#### Dataset entries:
■ ■ ■ ■
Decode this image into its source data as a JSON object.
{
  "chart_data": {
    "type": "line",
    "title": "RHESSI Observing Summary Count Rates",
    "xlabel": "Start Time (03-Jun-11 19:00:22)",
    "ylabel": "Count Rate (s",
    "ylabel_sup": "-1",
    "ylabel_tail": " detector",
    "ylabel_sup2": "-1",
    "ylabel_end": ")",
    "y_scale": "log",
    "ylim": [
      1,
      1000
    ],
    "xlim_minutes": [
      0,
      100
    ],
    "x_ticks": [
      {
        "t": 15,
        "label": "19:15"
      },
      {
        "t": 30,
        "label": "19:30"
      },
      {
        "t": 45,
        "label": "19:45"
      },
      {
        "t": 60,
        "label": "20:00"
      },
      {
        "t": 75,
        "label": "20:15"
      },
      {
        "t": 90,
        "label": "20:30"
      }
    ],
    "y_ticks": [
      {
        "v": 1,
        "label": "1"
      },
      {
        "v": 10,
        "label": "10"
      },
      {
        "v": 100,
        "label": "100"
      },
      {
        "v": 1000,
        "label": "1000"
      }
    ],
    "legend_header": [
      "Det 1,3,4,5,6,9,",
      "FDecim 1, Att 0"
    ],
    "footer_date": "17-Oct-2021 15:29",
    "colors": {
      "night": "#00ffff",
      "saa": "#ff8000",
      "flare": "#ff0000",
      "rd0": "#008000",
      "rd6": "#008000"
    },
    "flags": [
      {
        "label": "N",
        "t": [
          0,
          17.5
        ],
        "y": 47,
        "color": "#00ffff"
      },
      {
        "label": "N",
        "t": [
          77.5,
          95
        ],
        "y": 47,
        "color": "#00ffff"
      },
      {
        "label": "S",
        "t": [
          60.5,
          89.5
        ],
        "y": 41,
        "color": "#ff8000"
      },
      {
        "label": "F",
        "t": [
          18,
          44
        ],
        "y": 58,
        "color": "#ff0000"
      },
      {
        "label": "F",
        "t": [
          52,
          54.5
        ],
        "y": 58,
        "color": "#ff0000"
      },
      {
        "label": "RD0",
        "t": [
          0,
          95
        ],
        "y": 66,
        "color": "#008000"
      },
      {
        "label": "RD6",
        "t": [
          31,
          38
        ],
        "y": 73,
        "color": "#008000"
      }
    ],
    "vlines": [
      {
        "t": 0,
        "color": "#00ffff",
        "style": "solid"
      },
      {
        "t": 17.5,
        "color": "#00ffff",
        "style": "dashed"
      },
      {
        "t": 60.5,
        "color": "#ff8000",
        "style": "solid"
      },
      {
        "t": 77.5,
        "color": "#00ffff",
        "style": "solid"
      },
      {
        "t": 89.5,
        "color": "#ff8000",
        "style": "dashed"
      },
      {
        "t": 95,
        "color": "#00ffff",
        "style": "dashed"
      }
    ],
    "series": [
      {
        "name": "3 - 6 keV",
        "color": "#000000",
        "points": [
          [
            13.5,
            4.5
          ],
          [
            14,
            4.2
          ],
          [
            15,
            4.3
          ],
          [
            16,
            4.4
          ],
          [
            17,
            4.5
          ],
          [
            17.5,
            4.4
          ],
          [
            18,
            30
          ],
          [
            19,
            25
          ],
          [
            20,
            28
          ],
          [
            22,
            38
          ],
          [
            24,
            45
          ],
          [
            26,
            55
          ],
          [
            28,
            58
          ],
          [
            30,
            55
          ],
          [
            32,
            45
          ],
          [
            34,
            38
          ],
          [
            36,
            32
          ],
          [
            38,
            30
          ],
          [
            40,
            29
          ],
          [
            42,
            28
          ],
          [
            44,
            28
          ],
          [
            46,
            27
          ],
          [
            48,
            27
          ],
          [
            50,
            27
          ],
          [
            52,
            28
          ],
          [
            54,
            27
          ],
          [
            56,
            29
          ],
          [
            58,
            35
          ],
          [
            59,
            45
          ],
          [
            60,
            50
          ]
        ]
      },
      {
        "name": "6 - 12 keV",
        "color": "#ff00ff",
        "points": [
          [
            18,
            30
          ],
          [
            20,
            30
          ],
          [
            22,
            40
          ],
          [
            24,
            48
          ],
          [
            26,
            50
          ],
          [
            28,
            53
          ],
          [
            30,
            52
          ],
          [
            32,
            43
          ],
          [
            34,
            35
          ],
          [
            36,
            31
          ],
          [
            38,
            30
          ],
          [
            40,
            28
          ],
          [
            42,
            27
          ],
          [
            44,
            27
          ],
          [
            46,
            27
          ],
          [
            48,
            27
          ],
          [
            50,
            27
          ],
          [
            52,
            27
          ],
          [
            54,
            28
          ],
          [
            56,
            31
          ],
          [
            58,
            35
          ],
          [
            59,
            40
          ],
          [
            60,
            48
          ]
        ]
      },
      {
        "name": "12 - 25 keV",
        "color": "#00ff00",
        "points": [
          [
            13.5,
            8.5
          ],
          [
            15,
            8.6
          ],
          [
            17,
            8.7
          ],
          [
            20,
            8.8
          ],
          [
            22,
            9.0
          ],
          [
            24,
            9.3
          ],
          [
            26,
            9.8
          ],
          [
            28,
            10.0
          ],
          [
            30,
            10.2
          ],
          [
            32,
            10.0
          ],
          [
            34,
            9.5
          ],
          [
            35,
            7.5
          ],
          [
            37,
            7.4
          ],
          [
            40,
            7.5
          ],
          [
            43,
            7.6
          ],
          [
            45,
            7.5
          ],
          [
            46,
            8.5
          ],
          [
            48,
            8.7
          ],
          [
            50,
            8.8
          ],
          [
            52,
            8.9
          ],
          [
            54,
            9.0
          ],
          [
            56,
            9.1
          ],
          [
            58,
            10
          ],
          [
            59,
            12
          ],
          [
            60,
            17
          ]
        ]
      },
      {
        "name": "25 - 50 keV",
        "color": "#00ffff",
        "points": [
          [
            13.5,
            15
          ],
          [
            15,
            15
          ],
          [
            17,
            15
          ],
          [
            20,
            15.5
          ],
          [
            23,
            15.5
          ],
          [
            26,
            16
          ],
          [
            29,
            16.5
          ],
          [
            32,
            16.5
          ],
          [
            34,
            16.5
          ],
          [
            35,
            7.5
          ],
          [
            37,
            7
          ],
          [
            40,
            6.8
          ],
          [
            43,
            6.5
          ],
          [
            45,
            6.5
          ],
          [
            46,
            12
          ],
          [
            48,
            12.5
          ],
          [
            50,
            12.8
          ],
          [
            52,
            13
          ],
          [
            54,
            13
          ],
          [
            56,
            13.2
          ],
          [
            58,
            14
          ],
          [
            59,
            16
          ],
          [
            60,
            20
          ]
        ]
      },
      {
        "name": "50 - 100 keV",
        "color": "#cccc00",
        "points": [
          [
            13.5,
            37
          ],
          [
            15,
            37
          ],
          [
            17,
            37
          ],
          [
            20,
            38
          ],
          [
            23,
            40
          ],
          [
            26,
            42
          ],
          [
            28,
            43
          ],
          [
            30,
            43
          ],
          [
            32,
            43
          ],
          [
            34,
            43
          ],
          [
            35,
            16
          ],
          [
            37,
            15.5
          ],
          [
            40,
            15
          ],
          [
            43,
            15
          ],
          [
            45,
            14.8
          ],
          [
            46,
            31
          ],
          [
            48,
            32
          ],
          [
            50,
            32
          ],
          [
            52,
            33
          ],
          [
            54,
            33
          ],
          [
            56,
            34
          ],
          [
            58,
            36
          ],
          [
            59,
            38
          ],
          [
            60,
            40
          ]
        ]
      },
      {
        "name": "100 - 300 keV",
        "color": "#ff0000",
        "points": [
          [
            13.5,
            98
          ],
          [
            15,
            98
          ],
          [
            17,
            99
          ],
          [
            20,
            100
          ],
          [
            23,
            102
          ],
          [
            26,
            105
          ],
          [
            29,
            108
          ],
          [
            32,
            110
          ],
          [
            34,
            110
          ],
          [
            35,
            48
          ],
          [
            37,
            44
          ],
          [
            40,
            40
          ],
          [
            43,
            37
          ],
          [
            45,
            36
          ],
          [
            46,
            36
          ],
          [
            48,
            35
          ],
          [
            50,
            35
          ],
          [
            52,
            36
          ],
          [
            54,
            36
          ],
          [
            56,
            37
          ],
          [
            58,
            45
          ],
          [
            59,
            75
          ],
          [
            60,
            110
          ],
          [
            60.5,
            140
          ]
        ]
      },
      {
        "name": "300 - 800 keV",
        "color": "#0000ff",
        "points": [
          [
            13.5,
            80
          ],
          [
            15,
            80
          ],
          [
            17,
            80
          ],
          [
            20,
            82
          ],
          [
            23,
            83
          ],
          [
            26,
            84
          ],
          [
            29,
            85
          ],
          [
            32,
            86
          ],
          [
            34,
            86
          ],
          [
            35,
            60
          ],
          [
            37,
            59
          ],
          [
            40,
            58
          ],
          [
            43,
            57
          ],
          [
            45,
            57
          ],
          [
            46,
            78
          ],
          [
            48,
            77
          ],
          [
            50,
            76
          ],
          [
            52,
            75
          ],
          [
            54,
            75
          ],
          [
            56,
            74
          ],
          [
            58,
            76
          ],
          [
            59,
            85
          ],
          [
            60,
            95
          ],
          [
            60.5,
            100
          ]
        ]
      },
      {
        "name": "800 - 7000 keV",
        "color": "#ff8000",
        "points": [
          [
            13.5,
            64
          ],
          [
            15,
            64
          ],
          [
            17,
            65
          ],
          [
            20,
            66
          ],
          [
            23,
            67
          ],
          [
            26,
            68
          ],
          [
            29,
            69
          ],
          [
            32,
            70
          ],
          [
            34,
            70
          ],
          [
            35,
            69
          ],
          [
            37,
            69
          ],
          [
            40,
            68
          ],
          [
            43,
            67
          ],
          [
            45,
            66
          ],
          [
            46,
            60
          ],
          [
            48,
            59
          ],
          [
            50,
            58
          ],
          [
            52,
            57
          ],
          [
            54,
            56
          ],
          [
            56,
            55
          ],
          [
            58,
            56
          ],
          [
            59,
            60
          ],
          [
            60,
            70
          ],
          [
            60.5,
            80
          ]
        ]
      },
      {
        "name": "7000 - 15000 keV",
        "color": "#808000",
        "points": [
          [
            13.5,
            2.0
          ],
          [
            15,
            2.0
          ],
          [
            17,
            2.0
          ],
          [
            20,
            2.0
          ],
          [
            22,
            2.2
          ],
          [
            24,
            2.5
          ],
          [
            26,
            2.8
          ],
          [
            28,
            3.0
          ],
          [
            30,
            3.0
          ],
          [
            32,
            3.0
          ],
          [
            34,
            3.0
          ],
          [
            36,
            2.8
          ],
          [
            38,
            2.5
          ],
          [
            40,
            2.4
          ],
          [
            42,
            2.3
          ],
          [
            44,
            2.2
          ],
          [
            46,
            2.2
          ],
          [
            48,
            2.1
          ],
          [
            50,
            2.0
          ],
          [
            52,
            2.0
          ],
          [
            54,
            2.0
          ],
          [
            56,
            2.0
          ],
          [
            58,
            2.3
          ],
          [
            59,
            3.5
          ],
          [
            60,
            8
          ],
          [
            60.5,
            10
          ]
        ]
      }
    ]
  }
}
■ ■ ■ ■
#### What the task requires:
Identify every line above with the string "name" in it. Copy those lines.

#### Written solution:
        "name": "3 - 6 keV",
        "name": "6 - 12 keV",
        "name": "12 - 25 keV",
        "name": "25 - 50 keV",
        "name": "50 - 100 keV",
        "name": "100 - 300 keV",
        "name": "300 - 800 keV",
        "name": "800 - 7000 keV",
        "name": "7000 - 15000 keV",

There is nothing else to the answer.